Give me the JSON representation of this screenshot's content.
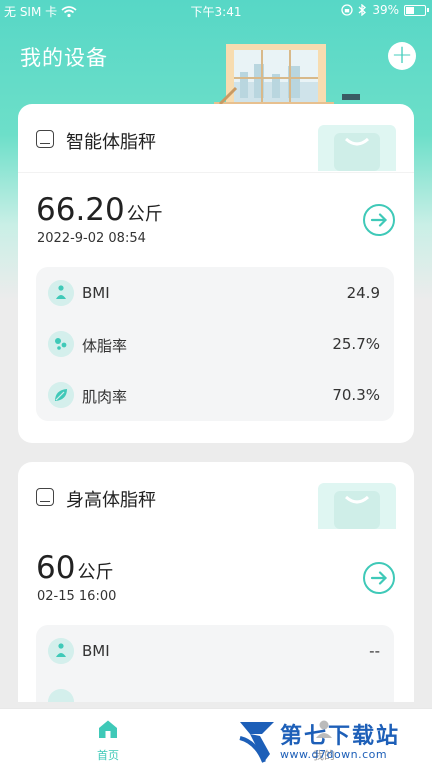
{
  "status_bar": {
    "carrier": "无 SIM 卡",
    "time": "下午3:41",
    "battery": "39%",
    "battery_level": 0.39
  },
  "header": {
    "title": "我的设备",
    "add_icon": "plus-icon"
  },
  "devices": [
    {
      "name": "智能体脂秤",
      "weight_value": "66.20",
      "weight_unit": "公斤",
      "time": "2022-9-02 08:54",
      "metrics": [
        {
          "label": "BMI",
          "value": "24.9",
          "icon": "person-icon"
        },
        {
          "label": "体脂率",
          "value": "25.7%",
          "icon": "bubbles-icon"
        },
        {
          "label": "肌肉率",
          "value": "70.3%",
          "icon": "leaf-icon"
        }
      ]
    },
    {
      "name": "身高体脂秤",
      "weight_value": "60",
      "weight_unit": "公斤",
      "time": "02-15 16:00",
      "metrics": [
        {
          "label": "BMI",
          "value": "--",
          "icon": "person-icon"
        }
      ]
    }
  ],
  "tabbar": {
    "home_label": "首页",
    "me_label": "我的"
  },
  "watermark": {
    "brand": "第七下载站",
    "url": "www.d7down.com"
  },
  "colors": {
    "accent": "#3fc9b8",
    "hero_top": "#57d7c6",
    "card_bg": "#ffffff",
    "metric_bg": "#f4f5f6"
  }
}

■ Challenge
Transcribe the material exactly, leaving every picture out.

■ Answer
Give me the JSON representation of this screenshot's content.
{
  "status_bar": {
    "carrier": "无 SIM 卡",
    "time": "下午3:41",
    "battery": "39%",
    "battery_level": 0.39
  },
  "header": {
    "title": "我的设备",
    "add_icon": "plus-icon"
  },
  "devices": [
    {
      "name": "智能体脂秤",
      "weight_value": "66.20",
      "weight_unit": "公斤",
      "time": "2022-9-02 08:54",
      "metrics": [
        {
          "label": "BMI",
          "value": "24.9",
          "icon": "person-icon"
        },
        {
          "label": "体脂率",
          "value": "25.7%",
          "icon": "bubbles-icon"
        },
        {
          "label": "肌肉率",
          "value": "70.3%",
          "icon": "leaf-icon"
        }
      ]
    },
    {
      "name": "身高体脂秤",
      "weight_value": "60",
      "weight_unit": "公斤",
      "time": "02-15 16:00",
      "metrics": [
        {
          "label": "BMI",
          "value": "--",
          "icon": "person-icon"
        }
      ]
    }
  ],
  "tabbar": {
    "home_label": "首页",
    "me_label": "我的"
  },
  "watermark": {
    "brand": "第七下载站",
    "url": "www.d7down.com"
  },
  "colors": {
    "accent": "#3fc9b8",
    "hero_top": "#57d7c6",
    "card_bg": "#ffffff",
    "metric_bg": "#f4f5f6"
  }
}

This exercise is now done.